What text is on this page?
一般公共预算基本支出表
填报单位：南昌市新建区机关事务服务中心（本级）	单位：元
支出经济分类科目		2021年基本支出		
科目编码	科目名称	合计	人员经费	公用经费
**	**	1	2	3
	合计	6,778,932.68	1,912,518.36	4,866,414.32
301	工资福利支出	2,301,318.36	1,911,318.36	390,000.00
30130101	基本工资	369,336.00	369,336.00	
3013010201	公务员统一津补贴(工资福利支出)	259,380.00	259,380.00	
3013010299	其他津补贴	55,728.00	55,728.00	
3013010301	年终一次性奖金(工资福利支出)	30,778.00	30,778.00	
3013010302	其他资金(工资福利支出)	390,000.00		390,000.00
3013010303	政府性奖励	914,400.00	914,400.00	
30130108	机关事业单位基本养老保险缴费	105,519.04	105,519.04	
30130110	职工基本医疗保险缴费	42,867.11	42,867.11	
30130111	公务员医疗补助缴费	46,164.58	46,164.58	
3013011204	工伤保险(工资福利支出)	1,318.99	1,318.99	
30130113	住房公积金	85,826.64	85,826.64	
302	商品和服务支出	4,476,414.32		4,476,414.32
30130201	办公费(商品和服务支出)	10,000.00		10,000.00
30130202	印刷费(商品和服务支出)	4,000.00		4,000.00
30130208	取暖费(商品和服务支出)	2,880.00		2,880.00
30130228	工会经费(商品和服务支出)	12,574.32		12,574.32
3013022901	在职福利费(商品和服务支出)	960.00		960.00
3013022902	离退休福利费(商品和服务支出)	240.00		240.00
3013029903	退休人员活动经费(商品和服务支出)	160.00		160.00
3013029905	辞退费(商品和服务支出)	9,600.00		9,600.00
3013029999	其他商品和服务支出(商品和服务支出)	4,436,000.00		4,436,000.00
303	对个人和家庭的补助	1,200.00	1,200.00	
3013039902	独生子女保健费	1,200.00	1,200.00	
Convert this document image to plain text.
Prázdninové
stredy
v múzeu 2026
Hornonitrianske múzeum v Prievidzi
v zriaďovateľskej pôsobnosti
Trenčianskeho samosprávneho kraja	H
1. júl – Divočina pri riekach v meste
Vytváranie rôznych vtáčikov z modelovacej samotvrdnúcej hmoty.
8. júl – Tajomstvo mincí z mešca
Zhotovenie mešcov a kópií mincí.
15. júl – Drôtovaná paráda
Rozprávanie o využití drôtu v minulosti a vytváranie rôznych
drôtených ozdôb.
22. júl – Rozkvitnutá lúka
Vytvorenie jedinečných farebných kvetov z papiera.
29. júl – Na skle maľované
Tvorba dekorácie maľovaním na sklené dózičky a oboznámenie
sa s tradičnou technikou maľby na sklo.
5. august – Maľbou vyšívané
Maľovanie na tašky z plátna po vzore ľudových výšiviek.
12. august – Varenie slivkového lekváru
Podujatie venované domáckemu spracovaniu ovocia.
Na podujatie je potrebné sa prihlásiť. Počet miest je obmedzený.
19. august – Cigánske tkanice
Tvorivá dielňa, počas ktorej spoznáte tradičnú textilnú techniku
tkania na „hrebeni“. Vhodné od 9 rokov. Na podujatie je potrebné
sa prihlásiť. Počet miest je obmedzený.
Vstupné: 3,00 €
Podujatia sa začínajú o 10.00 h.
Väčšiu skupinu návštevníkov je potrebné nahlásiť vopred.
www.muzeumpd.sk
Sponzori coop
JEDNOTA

* * *

◆ **Short problem**:
Quote all of the entries exactly as they appear.

◆ **Solution to the exercise**:
What text is on this page?
一般公共预算基本支出表
填报单位：南昌市新建区机关事务服务中心（本级）	单位：元
支出经济分类科目		2021年基本支出		
科目编码	科目名称	合计	人员经费	公用经费
**	**	1	2	3
	合计	6,778,932.68	1,912,518.36	4,866,414.32
301	工资福利支出	2,301,318.36	1,911,318.36	390,000.00
30130101	基本工资	369,336.00	369,336.00	
3013010201	公务员统一津补贴(工资福利支出)	259,380.00	259,380.00	
3013010299	其他津补贴	55,728.00	55,728.00	
3013010301	年终一次性奖金(工资福利支出)	30,778.00	30,778.00	
3013010302	其他资金(工资福利支出)	390,000.00		390,000.00
3013010303	政府性奖励	914,400.00	914,400.00	
30130108	机关事业单位基本养老保险缴费	105,519.04	105,519.04	
30130110	职工基本医疗保险缴费	42,867.11	42,867.11	
30130111	公务员医疗补助缴费	46,164.58	46,164.58	
3013011204	工伤保险(工资福利支出)	1,318.99	1,318.99	
30130113	住房公积金	85,826.64	85,826.64	
302	商品和服务支出	4,476,414.32		4,476,414.32
30130201	办公费(商品和服务支出)	10,000.00		10,000.00
30130202	印刷费(商品和服务支出)	4,000.00		4,000.00
30130208	取暖费(商品和服务支出)	2,880.00		2,880.00
30130228	工会经费(商品和服务支出)	12,574.32		12,574.32
3013022901	在职福利费(商品和服务支出)	960.00		960.00
3013022902	离退休福利费(商品和服务支出)	240.00		240.00
3013029903	退休人员活动经费(商品和服务支出)	160.00		160.00
3013029905	辞退费(商品和服务支出)	9,600.00		9,600.00
3013029999	其他商品和服务支出(商品和服务支出)	4,436,000.00		4,436,000.00
303	对个人和家庭的补助	1,200.00	1,200.00	
3013039902	独生子女保健费	1,200.00	1,200.00	
Convert this document image to plain text.
Prázdninové
stredy
v múzeu 2026
Hornonitrianske múzeum v Prievidzi
v zriaďovateľskej pôsobnosti
Trenčianskeho samosprávneho kraja	H
1. júl – Divočina pri riekach v meste
Vytváranie rôznych vtáčikov z modelovacej samotvrdnúcej hmoty.
8. júl – Tajomstvo mincí z mešca
Zhotovenie mešcov a kópií mincí.
15. júl – Drôtovaná paráda
Rozprávanie o využití drôtu v minulosti a vytváranie rôznych
drôtených ozdôb.
22. júl – Rozkvitnutá lúka
Vytvorenie jedinečných farebných kvetov z papiera.
29. júl – Na skle maľované
Tvorba dekorácie maľovaním na sklené dózičky a oboznámenie
sa s tradičnou technikou maľby na sklo.
5. august – Maľbou vyšívané
Maľovanie na tašky z plátna po vzore ľudových výšiviek.
12. august – Varenie slivkového lekváru
Podujatie venované domáckemu spracovaniu ovocia.
Na podujatie je potrebné sa prihlásiť. Počet miest je obmedzený.
19. august – Cigánske tkanice
Tvorivá dielňa, počas ktorej spoznáte tradičnú textilnú techniku
tkania na „hrebeni“. Vhodné od 9 rokov. Na podujatie je potrebné
sa prihlásiť. Počet miest je obmedzený.
Vstupné: 3,00 €
Podujatia sa začínajú o 10.00 h.
Väčšiu skupinu návštevníkov je potrebné nahlásiť vopred.
www.muzeumpd.sk
Sponzori coop
JEDNOTA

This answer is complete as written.